Records from a collection of figures:
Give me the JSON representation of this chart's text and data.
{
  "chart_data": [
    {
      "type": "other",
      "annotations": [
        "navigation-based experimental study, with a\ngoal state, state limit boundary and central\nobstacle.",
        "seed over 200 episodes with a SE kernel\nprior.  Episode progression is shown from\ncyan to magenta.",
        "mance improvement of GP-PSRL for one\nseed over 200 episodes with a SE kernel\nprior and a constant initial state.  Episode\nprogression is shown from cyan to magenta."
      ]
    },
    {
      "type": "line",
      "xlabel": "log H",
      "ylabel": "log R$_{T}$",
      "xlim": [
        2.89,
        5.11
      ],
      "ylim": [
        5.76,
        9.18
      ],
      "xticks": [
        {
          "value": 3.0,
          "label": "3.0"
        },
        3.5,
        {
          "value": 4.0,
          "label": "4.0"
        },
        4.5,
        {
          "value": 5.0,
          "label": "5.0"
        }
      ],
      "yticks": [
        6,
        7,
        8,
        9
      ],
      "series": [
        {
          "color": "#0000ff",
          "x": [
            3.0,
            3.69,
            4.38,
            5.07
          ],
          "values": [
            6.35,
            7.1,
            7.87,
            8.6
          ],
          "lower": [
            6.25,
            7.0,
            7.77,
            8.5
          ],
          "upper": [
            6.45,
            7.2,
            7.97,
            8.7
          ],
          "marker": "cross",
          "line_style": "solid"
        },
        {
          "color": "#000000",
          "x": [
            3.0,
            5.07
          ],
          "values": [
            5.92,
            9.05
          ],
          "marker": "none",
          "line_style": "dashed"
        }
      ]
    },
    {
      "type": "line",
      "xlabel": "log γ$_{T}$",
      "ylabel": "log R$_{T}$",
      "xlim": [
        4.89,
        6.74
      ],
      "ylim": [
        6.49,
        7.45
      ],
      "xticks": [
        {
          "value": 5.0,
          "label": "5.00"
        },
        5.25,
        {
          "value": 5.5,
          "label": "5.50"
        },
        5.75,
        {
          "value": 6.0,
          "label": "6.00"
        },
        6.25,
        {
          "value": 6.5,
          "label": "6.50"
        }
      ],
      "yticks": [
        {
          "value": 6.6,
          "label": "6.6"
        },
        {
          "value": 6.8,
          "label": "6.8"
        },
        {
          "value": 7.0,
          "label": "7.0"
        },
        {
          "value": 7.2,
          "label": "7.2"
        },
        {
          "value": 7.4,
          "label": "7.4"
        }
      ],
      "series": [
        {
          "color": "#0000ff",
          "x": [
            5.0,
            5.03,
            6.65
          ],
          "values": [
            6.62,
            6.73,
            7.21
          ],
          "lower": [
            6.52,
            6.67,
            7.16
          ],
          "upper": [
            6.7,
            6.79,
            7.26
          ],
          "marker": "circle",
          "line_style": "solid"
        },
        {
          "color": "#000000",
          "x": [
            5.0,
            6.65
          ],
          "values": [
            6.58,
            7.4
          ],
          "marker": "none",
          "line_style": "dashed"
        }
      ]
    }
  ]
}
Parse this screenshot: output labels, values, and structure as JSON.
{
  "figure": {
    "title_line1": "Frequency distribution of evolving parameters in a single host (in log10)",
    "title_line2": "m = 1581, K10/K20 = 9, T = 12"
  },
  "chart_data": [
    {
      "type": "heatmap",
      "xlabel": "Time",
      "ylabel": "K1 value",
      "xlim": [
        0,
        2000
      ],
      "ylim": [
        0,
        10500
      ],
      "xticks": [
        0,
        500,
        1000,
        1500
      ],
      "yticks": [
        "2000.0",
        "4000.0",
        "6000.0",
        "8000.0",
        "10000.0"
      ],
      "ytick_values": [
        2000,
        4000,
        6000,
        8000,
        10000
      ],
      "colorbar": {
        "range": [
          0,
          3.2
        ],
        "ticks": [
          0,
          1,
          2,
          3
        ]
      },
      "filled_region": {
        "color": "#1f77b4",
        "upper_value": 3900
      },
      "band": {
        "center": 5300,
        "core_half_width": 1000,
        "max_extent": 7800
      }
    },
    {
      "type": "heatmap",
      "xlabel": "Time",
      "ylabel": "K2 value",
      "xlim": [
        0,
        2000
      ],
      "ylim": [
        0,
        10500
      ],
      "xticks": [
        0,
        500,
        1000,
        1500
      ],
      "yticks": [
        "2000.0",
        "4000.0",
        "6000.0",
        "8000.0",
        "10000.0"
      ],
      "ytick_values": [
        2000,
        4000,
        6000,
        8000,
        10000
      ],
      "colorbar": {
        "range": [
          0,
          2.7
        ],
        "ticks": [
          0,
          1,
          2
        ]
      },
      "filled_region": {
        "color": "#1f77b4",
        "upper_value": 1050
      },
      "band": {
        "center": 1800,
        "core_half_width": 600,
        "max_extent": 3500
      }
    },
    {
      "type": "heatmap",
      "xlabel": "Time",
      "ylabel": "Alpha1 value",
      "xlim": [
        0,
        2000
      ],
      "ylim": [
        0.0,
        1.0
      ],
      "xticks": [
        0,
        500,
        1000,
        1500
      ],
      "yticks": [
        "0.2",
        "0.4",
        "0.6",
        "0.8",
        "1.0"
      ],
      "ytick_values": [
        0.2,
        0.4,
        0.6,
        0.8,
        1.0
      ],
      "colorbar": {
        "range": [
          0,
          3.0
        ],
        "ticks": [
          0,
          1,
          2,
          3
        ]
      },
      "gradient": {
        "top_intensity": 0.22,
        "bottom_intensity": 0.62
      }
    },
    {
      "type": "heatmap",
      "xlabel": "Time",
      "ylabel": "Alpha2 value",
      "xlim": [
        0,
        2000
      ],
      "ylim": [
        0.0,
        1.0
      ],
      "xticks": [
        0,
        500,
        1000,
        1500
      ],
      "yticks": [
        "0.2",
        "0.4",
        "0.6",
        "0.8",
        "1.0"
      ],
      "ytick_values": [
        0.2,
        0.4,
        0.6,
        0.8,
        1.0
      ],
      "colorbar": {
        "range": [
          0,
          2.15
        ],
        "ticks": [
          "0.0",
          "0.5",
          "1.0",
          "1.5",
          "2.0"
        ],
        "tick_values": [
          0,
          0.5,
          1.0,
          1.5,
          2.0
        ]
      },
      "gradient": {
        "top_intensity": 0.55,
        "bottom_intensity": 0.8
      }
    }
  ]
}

• Exercise aim
Reproduce the listing shown above in its entirety, exactly.

• In response
Give me the JSON representation of this chart's text and data.
{
  "chart_data": [
    {
      "type": "other",
      "annotations": [
        "navigation-based experimental study, with a\ngoal state, state limit boundary and central\nobstacle.",
        "seed over 200 episodes with a SE kernel\nprior.  Episode progression is shown from\ncyan to magenta.",
        "mance improvement of GP-PSRL for one\nseed over 200 episodes with a SE kernel\nprior and a constant initial state.  Episode\nprogression is shown from cyan to magenta."
      ]
    },
    {
      "type": "line",
      "xlabel": "log H",
      "ylabel": "log R$_{T}$",
      "xlim": [
        2.89,
        5.11
      ],
      "ylim": [
        5.76,
        9.18
      ],
      "xticks": [
        {
          "value": 3.0,
          "label": "3.0"
        },
        3.5,
        {
          "value": 4.0,
          "label": "4.0"
        },
        4.5,
        {
          "value": 5.0,
          "label": "5.0"
        }
      ],
      "yticks": [
        6,
        7,
        8,
        9
      ],
      "series": [
        {
          "color": "#0000ff",
          "x": [
            3.0,
            3.69,
            4.38,
            5.07
          ],
          "values": [
            6.35,
            7.1,
            7.87,
            8.6
          ],
          "lower": [
            6.25,
            7.0,
            7.77,
            8.5
          ],
          "upper": [
            6.45,
            7.2,
            7.97,
            8.7
          ],
          "marker": "cross",
          "line_style": "solid"
        },
        {
          "color": "#000000",
          "x": [
            3.0,
            5.07
          ],
          "values": [
            5.92,
            9.05
          ],
          "marker": "none",
          "line_style": "dashed"
        }
      ]
    },
    {
      "type": "line",
      "xlabel": "log γ$_{T}$",
      "ylabel": "log R$_{T}$",
      "xlim": [
        4.89,
        6.74
      ],
      "ylim": [
        6.49,
        7.45
      ],
      "xticks": [
        {
          "value": 5.0,
          "label": "5.00"
        },
        5.25,
        {
          "value": 5.5,
          "label": "5.50"
        },
        5.75,
        {
          "value": 6.0,
          "label": "6.00"
        },
        6.25,
        {
          "value": 6.5,
          "label": "6.50"
        }
      ],
      "yticks": [
        {
          "value": 6.6,
          "label": "6.6"
        },
        {
          "value": 6.8,
          "label": "6.8"
        },
        {
          "value": 7.0,
          "label": "7.0"
        },
        {
          "value": 7.2,
          "label": "7.2"
        },
        {
          "value": 7.4,
          "label": "7.4"
        }
      ],
      "series": [
        {
          "color": "#0000ff",
          "x": [
            5.0,
            5.03,
            6.65
          ],
          "values": [
            6.62,
            6.73,
            7.21
          ],
          "lower": [
            6.52,
            6.67,
            7.16
          ],
          "upper": [
            6.7,
            6.79,
            7.26
          ],
          "marker": "circle",
          "line_style": "solid"
        },
        {
          "color": "#000000",
          "x": [
            5.0,
            6.65
          ],
          "values": [
            6.58,
            7.4
          ],
          "marker": "none",
          "line_style": "dashed"
        }
      ]
    }
  ]
}
Parse this screenshot: output labels, values, and structure as JSON.
{
  "figure": {
    "title_line1": "Frequency distribution of evolving parameters in a single host (in log10)",
    "title_line2": "m = 1581, K10/K20 = 9, T = 12"
  },
  "chart_data": [
    {
      "type": "heatmap",
      "xlabel": "Time",
      "ylabel": "K1 value",
      "xlim": [
        0,
        2000
      ],
      "ylim": [
        0,
        10500
      ],
      "xticks": [
        0,
        500,
        1000,
        1500
      ],
      "yticks": [
        "2000.0",
        "4000.0",
        "6000.0",
        "8000.0",
        "10000.0"
      ],
      "ytick_values": [
        2000,
        4000,
        6000,
        8000,
        10000
      ],
      "colorbar": {
        "range": [
          0,
          3.2
        ],
        "ticks": [
          0,
          1,
          2,
          3
        ]
      },
      "filled_region": {
        "color": "#1f77b4",
        "upper_value": 3900
      },
      "band": {
        "center": 5300,
        "core_half_width": 1000,
        "max_extent": 7800
      }
    },
    {
      "type": "heatmap",
      "xlabel": "Time",
      "ylabel": "K2 value",
      "xlim": [
        0,
        2000
      ],
      "ylim": [
        0,
        10500
      ],
      "xticks": [
        0,
        500,
        1000,
        1500
      ],
      "yticks": [
        "2000.0",
        "4000.0",
        "6000.0",
        "8000.0",
        "10000.0"
      ],
      "ytick_values": [
        2000,
        4000,
        6000,
        8000,
        10000
      ],
      "colorbar": {
        "range": [
          0,
          2.7
        ],
        "ticks": [
          0,
          1,
          2
        ]
      },
      "filled_region": {
        "color": "#1f77b4",
        "upper_value": 1050
      },
      "band": {
        "center": 1800,
        "core_half_width": 600,
        "max_extent": 3500
      }
    },
    {
      "type": "heatmap",
      "xlabel": "Time",
      "ylabel": "Alpha1 value",
      "xlim": [
        0,
        2000
      ],
      "ylim": [
        0.0,
        1.0
      ],
      "xticks": [
        0,
        500,
        1000,
        1500
      ],
      "yticks": [
        "0.2",
        "0.4",
        "0.6",
        "0.8",
        "1.0"
      ],
      "ytick_values": [
        0.2,
        0.4,
        0.6,
        0.8,
        1.0
      ],
      "colorbar": {
        "range": [
          0,
          3.0
        ],
        "ticks": [
          0,
          1,
          2,
          3
        ]
      },
      "gradient": {
        "top_intensity": 0.22,
        "bottom_intensity": 0.62
      }
    },
    {
      "type": "heatmap",
      "xlabel": "Time",
      "ylabel": "Alpha2 value",
      "xlim": [
        0,
        2000
      ],
      "ylim": [
        0.0,
        1.0
      ],
      "xticks": [
        0,
        500,
        1000,
        1500
      ],
      "yticks": [
        "0.2",
        "0.4",
        "0.6",
        "0.8",
        "1.0"
      ],
      "ytick_values": [
        0.2,
        0.4,
        0.6,
        0.8,
        1.0
      ],
      "colorbar": {
        "range": [
          0,
          2.15
        ],
        "ticks": [
          "0.0",
          "0.5",
          "1.0",
          "1.5",
          "2.0"
        ],
        "tick_values": [
          0,
          0.5,
          1.0,
          1.5,
          2.0
        ]
      },
      "gradient": {
        "top_intensity": 0.55,
        "bottom_intensity": 0.8
      }
    }
  ]
}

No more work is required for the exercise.